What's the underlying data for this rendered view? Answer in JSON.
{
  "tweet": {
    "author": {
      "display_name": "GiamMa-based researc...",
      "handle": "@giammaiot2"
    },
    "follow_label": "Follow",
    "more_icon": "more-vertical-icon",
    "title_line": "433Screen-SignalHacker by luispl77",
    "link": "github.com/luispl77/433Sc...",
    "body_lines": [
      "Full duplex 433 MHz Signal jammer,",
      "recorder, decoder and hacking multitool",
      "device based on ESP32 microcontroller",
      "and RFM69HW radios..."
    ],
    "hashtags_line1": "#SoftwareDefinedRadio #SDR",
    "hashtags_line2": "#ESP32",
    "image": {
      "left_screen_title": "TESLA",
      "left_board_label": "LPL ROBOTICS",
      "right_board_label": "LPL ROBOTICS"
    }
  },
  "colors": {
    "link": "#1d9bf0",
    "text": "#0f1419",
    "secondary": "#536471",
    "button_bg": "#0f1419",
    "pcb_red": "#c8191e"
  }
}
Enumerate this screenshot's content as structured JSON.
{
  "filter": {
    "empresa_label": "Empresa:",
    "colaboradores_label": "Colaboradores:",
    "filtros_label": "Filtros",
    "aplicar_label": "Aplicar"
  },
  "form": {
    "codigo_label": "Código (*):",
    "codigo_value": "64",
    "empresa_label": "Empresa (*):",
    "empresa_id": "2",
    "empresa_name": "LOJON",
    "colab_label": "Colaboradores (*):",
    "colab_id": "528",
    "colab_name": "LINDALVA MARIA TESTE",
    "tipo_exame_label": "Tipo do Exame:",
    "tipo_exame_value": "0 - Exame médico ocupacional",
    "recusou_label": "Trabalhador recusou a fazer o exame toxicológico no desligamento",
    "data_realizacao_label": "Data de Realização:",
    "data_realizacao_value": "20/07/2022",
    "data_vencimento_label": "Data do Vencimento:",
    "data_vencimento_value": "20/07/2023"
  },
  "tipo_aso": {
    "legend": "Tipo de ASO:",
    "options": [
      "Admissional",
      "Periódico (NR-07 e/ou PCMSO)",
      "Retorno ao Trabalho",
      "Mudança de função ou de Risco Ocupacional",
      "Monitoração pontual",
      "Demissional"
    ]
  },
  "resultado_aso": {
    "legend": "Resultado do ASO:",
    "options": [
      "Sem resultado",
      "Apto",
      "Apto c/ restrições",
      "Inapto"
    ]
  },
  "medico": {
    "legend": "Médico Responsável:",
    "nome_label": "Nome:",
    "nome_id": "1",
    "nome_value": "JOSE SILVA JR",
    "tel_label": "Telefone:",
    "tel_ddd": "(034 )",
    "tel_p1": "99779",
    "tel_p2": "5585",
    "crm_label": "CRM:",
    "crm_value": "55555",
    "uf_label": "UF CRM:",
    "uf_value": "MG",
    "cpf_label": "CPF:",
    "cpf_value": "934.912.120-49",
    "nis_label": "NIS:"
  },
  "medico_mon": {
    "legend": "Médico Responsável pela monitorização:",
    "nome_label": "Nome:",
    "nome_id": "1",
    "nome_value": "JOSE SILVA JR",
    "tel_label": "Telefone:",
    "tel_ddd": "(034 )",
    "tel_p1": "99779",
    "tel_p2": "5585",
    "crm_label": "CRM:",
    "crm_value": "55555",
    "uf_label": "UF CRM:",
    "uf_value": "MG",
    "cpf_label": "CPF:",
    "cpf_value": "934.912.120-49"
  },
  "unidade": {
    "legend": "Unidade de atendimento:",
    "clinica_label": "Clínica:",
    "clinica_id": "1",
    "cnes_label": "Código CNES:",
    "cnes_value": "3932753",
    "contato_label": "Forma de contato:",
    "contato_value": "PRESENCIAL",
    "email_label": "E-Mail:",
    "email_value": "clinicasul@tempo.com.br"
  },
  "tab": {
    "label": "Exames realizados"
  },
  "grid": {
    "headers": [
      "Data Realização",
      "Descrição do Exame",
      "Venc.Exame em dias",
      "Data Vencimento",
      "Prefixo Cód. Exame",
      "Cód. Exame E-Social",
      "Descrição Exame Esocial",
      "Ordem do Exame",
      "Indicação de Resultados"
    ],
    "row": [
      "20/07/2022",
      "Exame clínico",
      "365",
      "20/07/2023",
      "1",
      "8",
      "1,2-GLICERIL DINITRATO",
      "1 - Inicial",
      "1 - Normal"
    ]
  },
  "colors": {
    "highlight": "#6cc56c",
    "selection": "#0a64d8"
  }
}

• • • • •

▶ **Goal of the exercise**:
Copy in full each line that holds the word "Descrição".

▶ **Exercise response**:
      "Descrição do Exame",
      "Descrição Exame Esocial",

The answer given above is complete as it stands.